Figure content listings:
┄┄┄┄┄┄
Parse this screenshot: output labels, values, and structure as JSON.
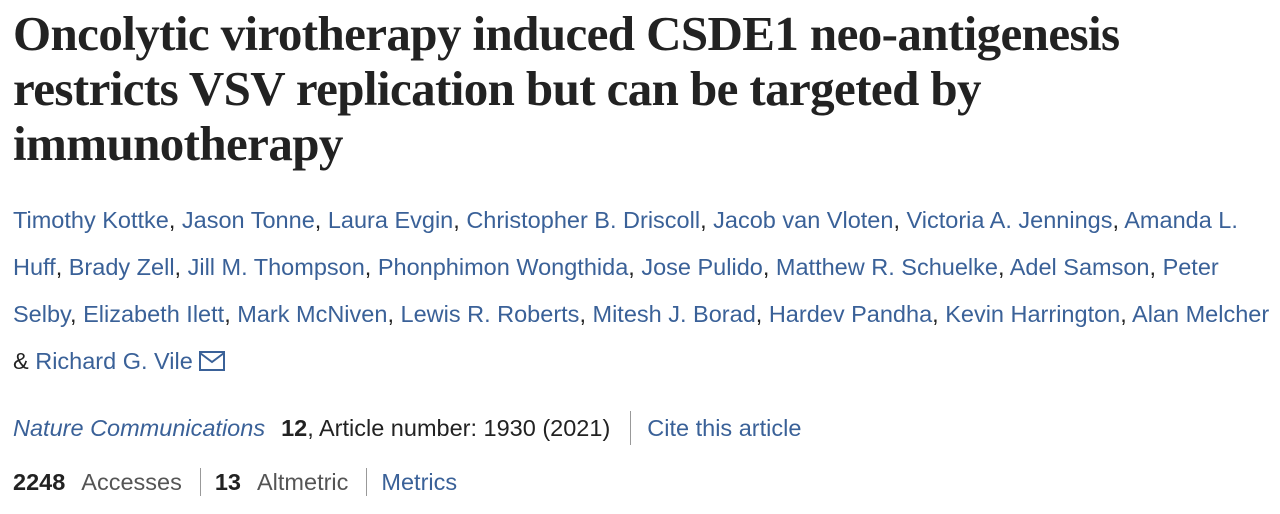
{
  "title_lines": [
    "Oncolytic virotherapy induced CSDE1 neo-antigenesis",
    "restricts VSV replication but can be targeted by",
    "immunotherapy"
  ],
  "authors": [
    "Timothy Kottke",
    "Jason Tonne",
    "Laura Evgin",
    "Christopher B. Driscoll",
    "Jacob van Vloten",
    "Victoria A. Jennings",
    "Amanda L. Huff",
    "Brady Zell",
    "Jill M. Thompson",
    "Phonphimon Wongthida",
    "Jose Pulido",
    "Matthew R. Schuelke",
    "Adel Samson",
    "Peter Selby",
    "Elizabeth Ilett",
    "Mark McNiven",
    "Lewis R. Roberts",
    "Mitesh J. Borad",
    "Hardev Pandha",
    "Kevin Harrington",
    "Alan Melcher",
    "Richard G. Vile"
  ],
  "author_separator": ",",
  "last_author_separator": "&",
  "citation": {
    "journal": "Nature Communications",
    "volume": "12",
    "details": ", Article number: 1930 (2021)",
    "cite_link": "Cite this article"
  },
  "metrics": {
    "items": [
      {
        "value": "2248",
        "label": "Accesses"
      },
      {
        "value": "13",
        "label": "Altmetric"
      }
    ],
    "link": "Metrics"
  }
}
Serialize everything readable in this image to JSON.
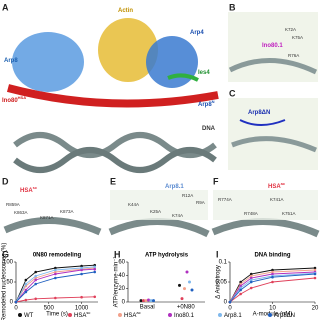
{
  "panels": [
    {
      "letter": "A",
      "labels": [
        {
          "text": "Arp8"
        },
        {
          "text": "Actin"
        },
        {
          "text": "Arp4"
        },
        {
          "text": "Ies4"
        },
        {
          "text": "Ino80",
          "sup": "HSA"
        },
        {
          "text": "Arp8",
          "sup": "N"
        },
        {
          "text": "DNA"
        }
      ]
    },
    {
      "letter": "B",
      "labels": [
        {
          "text": "Ino80.1"
        },
        {
          "text": "K72A"
        },
        {
          "text": "K75A"
        },
        {
          "text": "R76A"
        }
      ]
    },
    {
      "letter": "C",
      "labels": [
        {
          "text": "Arp8ΔN"
        }
      ]
    },
    {
      "letter": "D",
      "labels": [
        {
          "text": "HSA",
          "sup": "sc"
        },
        {
          "text": "R859A"
        },
        {
          "text": "K863A"
        },
        {
          "text": "K871A"
        },
        {
          "text": "K873A"
        }
      ]
    },
    {
      "letter": "E",
      "labels": [
        {
          "text": "Arp8.1"
        },
        {
          "text": "R12A"
        },
        {
          "text": "R9A"
        },
        {
          "text": "K44A"
        },
        {
          "text": "K25A"
        },
        {
          "text": "K74A"
        }
      ]
    },
    {
      "letter": "F",
      "labels": [
        {
          "text": "HSA",
          "sup": "ac"
        },
        {
          "text": "R774A"
        },
        {
          "text": "K741A"
        },
        {
          "text": "R748A"
        },
        {
          "text": "K751A"
        }
      ]
    }
  ],
  "legend": [
    {
      "text": "WT",
      "color": "#111111"
    },
    {
      "text": "HSA",
      "sup": "sc",
      "color": "#e0405a"
    },
    {
      "text": "HSA",
      "sup": "ac",
      "color": "#f2a08a"
    },
    {
      "text": "Ino80.1",
      "color": "#b030c0"
    },
    {
      "text": "Arp8.1",
      "color": "#7fb8ec"
    },
    {
      "text": "Arp8ΔN",
      "color": "#2060c0"
    }
  ],
  "plots": [
    {
      "letter": "G",
      "type": "line",
      "title": "0N80 remodeling",
      "xlabel": "Time (s)",
      "ylabel": "Remodeled nucleosomes (%)",
      "x": [
        0,
        150,
        300,
        600,
        1000,
        1200
      ],
      "xlim": [
        0,
        1250
      ],
      "xticks": [
        0,
        500,
        1000
      ],
      "ylim": [
        0,
        100
      ],
      "yticks": [
        0,
        50,
        100
      ],
      "series": [
        {
          "values": [
            0,
            55,
            75,
            85,
            90,
            92
          ]
        },
        {
          "values": [
            0,
            5,
            8,
            10,
            12,
            13
          ]
        },
        {
          "values": [
            0,
            40,
            60,
            75,
            82,
            85
          ]
        },
        {
          "values": [
            0,
            30,
            55,
            70,
            80,
            82
          ]
        },
        {
          "values": [
            0,
            45,
            65,
            80,
            85,
            88
          ]
        },
        {
          "values": [
            0,
            25,
            45,
            60,
            70,
            75
          ]
        }
      ]
    },
    {
      "letter": "H",
      "type": "dot",
      "title": "ATP hydrolysis",
      "ylabel": "ATP/enzyme·min⁻¹",
      "categories": [
        "Basal",
        "+0N80"
      ],
      "ylim": [
        0,
        60
      ],
      "yticks": [
        0,
        20,
        40,
        60
      ],
      "series": [
        {
          "values": [
            2,
            25
          ]
        },
        {
          "values": [
            2,
            5
          ]
        },
        {
          "values": [
            2,
            20
          ]
        },
        {
          "values": [
            3,
            45
          ]
        },
        {
          "values": [
            2,
            30
          ]
        },
        {
          "values": [
            2,
            18
          ]
        }
      ]
    },
    {
      "letter": "I",
      "type": "line",
      "title": "DNA binding",
      "xlabel": "A-module (nM)",
      "ylabel": "Δ Anisotropy",
      "x": [
        0,
        2.5,
        5,
        10,
        20
      ],
      "xlim": [
        0,
        20
      ],
      "xticks": [
        0,
        10,
        20
      ],
      "ylim": [
        0,
        0.1
      ],
      "yticks": [
        0,
        0.05,
        0.1
      ],
      "series": [
        {
          "values": [
            0,
            0.05,
            0.07,
            0.08,
            0.085
          ]
        },
        {
          "values": [
            0,
            0.02,
            0.035,
            0.05,
            0.06
          ]
        },
        {
          "values": [
            0,
            0.045,
            0.065,
            0.075,
            0.08
          ]
        },
        {
          "values": [
            0,
            0.04,
            0.06,
            0.07,
            0.075
          ]
        },
        {
          "values": [
            0,
            0.035,
            0.055,
            0.065,
            0.072
          ]
        },
        {
          "values": [
            0,
            0.03,
            0.05,
            0.062,
            0.07
          ]
        }
      ]
    }
  ]
}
┄┄┄┄┄┄
BRIEF:
Render the records above word for word and leave the pictures out.

SOLUTION TO THE EXERCISE:
Parse this screenshot: output labels, values, and structure as JSON.
{
  "title_lines": [
    "Oncolytic virotherapy induced CSDE1 neo-antigenesis",
    "restricts VSV replication but can be targeted by",
    "immunotherapy"
  ],
  "authors": [
    "Timothy Kottke",
    "Jason Tonne",
    "Laura Evgin",
    "Christopher B. Driscoll",
    "Jacob van Vloten",
    "Victoria A. Jennings",
    "Amanda L. Huff",
    "Brady Zell",
    "Jill M. Thompson",
    "Phonphimon Wongthida",
    "Jose Pulido",
    "Matthew R. Schuelke",
    "Adel Samson",
    "Peter Selby",
    "Elizabeth Ilett",
    "Mark McNiven",
    "Lewis R. Roberts",
    "Mitesh J. Borad",
    "Hardev Pandha",
    "Kevin Harrington",
    "Alan Melcher",
    "Richard G. Vile"
  ],
  "author_separator": ",",
  "last_author_separator": "&",
  "citation": {
    "journal": "Nature Communications",
    "volume": "12",
    "details": ", Article number: 1930 (2021)",
    "cite_link": "Cite this article"
  },
  "metrics": {
    "items": [
      {
        "value": "2248",
        "label": "Accesses"
      },
      {
        "value": "13",
        "label": "Altmetric"
      }
    ],
    "link": "Metrics"
  }
}
Serialize everything readable in this image to JSON.
{
  "panels": [
    {
      "letter": "A",
      "labels": [
        {
          "text": "Arp8"
        },
        {
          "text": "Actin"
        },
        {
          "text": "Arp4"
        },
        {
          "text": "Ies4"
        },
        {
          "text": "Ino80",
          "sup": "HSA"
        },
        {
          "text": "Arp8",
          "sup": "N"
        },
        {
          "text": "DNA"
        }
      ]
    },
    {
      "letter": "B",
      "labels": [
        {
          "text": "Ino80.1"
        },
        {
          "text": "K72A"
        },
        {
          "text": "K75A"
        },
        {
          "text": "R76A"
        }
      ]
    },
    {
      "letter": "C",
      "labels": [
        {
          "text": "Arp8ΔN"
        }
      ]
    },
    {
      "letter": "D",
      "labels": [
        {
          "text": "HSA",
          "sup": "sc"
        },
        {
          "text": "R859A"
        },
        {
          "text": "K863A"
        },
        {
          "text": "K871A"
        },
        {
          "text": "K873A"
        }
      ]
    },
    {
      "letter": "E",
      "labels": [
        {
          "text": "Arp8.1"
        },
        {
          "text": "R12A"
        },
        {
          "text": "R9A"
        },
        {
          "text": "K44A"
        },
        {
          "text": "K25A"
        },
        {
          "text": "K74A"
        }
      ]
    },
    {
      "letter": "F",
      "labels": [
        {
          "text": "HSA",
          "sup": "ac"
        },
        {
          "text": "R774A"
        },
        {
          "text": "K741A"
        },
        {
          "text": "R748A"
        },
        {
          "text": "K751A"
        }
      ]
    }
  ],
  "legend": [
    {
      "text": "WT",
      "color": "#111111"
    },
    {
      "text": "HSA",
      "sup": "sc",
      "color": "#e0405a"
    },
    {
      "text": "HSA",
      "sup": "ac",
      "color": "#f2a08a"
    },
    {
      "text": "Ino80.1",
      "color": "#b030c0"
    },
    {
      "text": "Arp8.1",
      "color": "#7fb8ec"
    },
    {
      "text": "Arp8ΔN",
      "color": "#2060c0"
    }
  ],
  "plots": [
    {
      "letter": "G",
      "type": "line",
      "title": "0N80 remodeling",
      "xlabel": "Time (s)",
      "ylabel": "Remodeled nucleosomes (%)",
      "x": [
        0,
        150,
        300,
        600,
        1000,
        1200
      ],
      "xlim": [
        0,
        1250
      ],
      "xticks": [
        0,
        500,
        1000
      ],
      "ylim": [
        0,
        100
      ],
      "yticks": [
        0,
        50,
        100
      ],
      "series": [
        {
          "values": [
            0,
            55,
            75,
            85,
            90,
            92
          ]
        },
        {
          "values": [
            0,
            5,
            8,
            10,
            12,
            13
          ]
        },
        {
          "values": [
            0,
            40,
            60,
            75,
            82,
            85
          ]
        },
        {
          "values": [
            0,
            30,
            55,
            70,
            80,
            82
          ]
        },
        {
          "values": [
            0,
            45,
            65,
            80,
            85,
            88
          ]
        },
        {
          "values": [
            0,
            25,
            45,
            60,
            70,
            75
          ]
        }
      ]
    },
    {
      "letter": "H",
      "type": "dot",
      "title": "ATP hydrolysis",
      "ylabel": "ATP/enzyme·min⁻¹",
      "categories": [
        "Basal",
        "+0N80"
      ],
      "ylim": [
        0,
        60
      ],
      "yticks": [
        0,
        20,
        40,
        60
      ],
      "series": [
        {
          "values": [
            2,
            25
          ]
        },
        {
          "values": [
            2,
            5
          ]
        },
        {
          "values": [
            2,
            20
          ]
        },
        {
          "values": [
            3,
            45
          ]
        },
        {
          "values": [
            2,
            30
          ]
        },
        {
          "values": [
            2,
            18
          ]
        }
      ]
    },
    {
      "letter": "I",
      "type": "line",
      "title": "DNA binding",
      "xlabel": "A-module (nM)",
      "ylabel": "Δ Anisotropy",
      "x": [
        0,
        2.5,
        5,
        10,
        20
      ],
      "xlim": [
        0,
        20
      ],
      "xticks": [
        0,
        10,
        20
      ],
      "ylim": [
        0,
        0.1
      ],
      "yticks": [
        0,
        0.05,
        0.1
      ],
      "series": [
        {
          "values": [
            0,
            0.05,
            0.07,
            0.08,
            0.085
          ]
        },
        {
          "values": [
            0,
            0.02,
            0.035,
            0.05,
            0.06
          ]
        },
        {
          "values": [
            0,
            0.045,
            0.065,
            0.075,
            0.08
          ]
        },
        {
          "values": [
            0,
            0.04,
            0.06,
            0.07,
            0.075
          ]
        },
        {
          "values": [
            0,
            0.035,
            0.055,
            0.065,
            0.072
          ]
        },
        {
          "values": [
            0,
            0.03,
            0.05,
            0.062,
            0.07
          ]
        }
      ]
    }
  ]
}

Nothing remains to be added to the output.